[Data entries]
======
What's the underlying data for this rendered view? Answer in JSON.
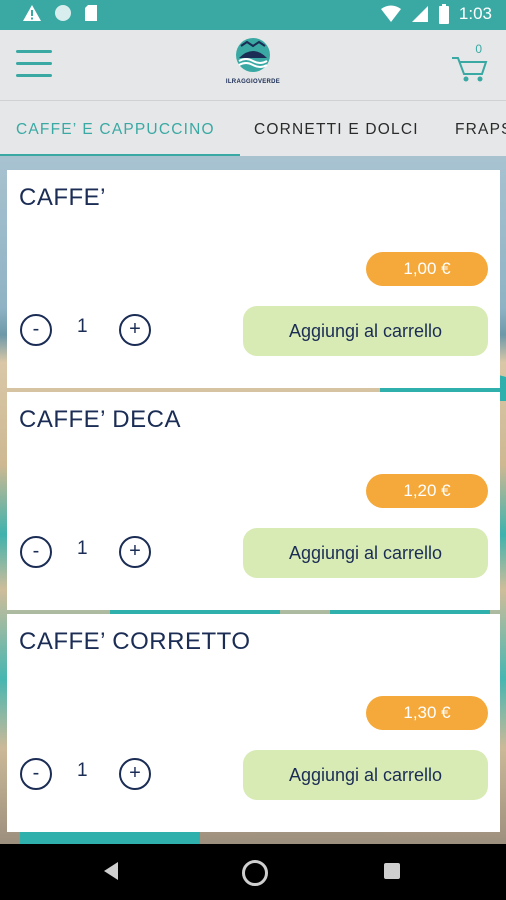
{
  "status_bar": {
    "time": "1:03",
    "icons": [
      "warning-icon",
      "circle-icon",
      "sd-card-icon",
      "wifi-icon",
      "signal-icon",
      "battery-icon"
    ]
  },
  "app_bar": {
    "logo_text": "ILRAGGIOVERDE",
    "cart_count": "0"
  },
  "tabs": [
    {
      "label": "CAFFE’ E CAPPUCCINO",
      "active": true
    },
    {
      "label": "CORNETTI E DOLCI",
      "active": false
    },
    {
      "label": "FRAPS",
      "active": false
    }
  ],
  "products": [
    {
      "name": "CAFFE’",
      "price": "1,00 €",
      "qty": "1",
      "minus": "-",
      "plus": "+",
      "add_label": "Aggiungi al carrello"
    },
    {
      "name": "CAFFE’ DECA",
      "price": "1,20 €",
      "qty": "1",
      "minus": "-",
      "plus": "+",
      "add_label": "Aggiungi al carrello"
    },
    {
      "name": "CAFFE’ CORRETTO",
      "price": "1,30 €",
      "qty": "1",
      "minus": "-",
      "plus": "+",
      "add_label": "Aggiungi al carrello"
    }
  ],
  "colors": {
    "accent": "#3aa9a4",
    "price_bg": "#f5a93b",
    "add_button_bg": "#d8ebb5",
    "text_dark": "#1b2d55"
  }
}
======
To do:
Write out the listing above again, exactly, but with no pictures in the copy.

Expected output:
What's the underlying data for this rendered view? Answer in JSON.
{
  "status_bar": {
    "time": "1:03",
    "icons": [
      "warning-icon",
      "circle-icon",
      "sd-card-icon",
      "wifi-icon",
      "signal-icon",
      "battery-icon"
    ]
  },
  "app_bar": {
    "logo_text": "ILRAGGIOVERDE",
    "cart_count": "0"
  },
  "tabs": [
    {
      "label": "CAFFE’ E CAPPUCCINO",
      "active": true
    },
    {
      "label": "CORNETTI E DOLCI",
      "active": false
    },
    {
      "label": "FRAPS",
      "active": false
    }
  ],
  "products": [
    {
      "name": "CAFFE’",
      "price": "1,00 €",
      "qty": "1",
      "minus": "-",
      "plus": "+",
      "add_label": "Aggiungi al carrello"
    },
    {
      "name": "CAFFE’ DECA",
      "price": "1,20 €",
      "qty": "1",
      "minus": "-",
      "plus": "+",
      "add_label": "Aggiungi al carrello"
    },
    {
      "name": "CAFFE’ CORRETTO",
      "price": "1,30 €",
      "qty": "1",
      "minus": "-",
      "plus": "+",
      "add_label": "Aggiungi al carrello"
    }
  ],
  "colors": {
    "accent": "#3aa9a4",
    "price_bg": "#f5a93b",
    "add_button_bg": "#d8ebb5",
    "text_dark": "#1b2d55"
  }
}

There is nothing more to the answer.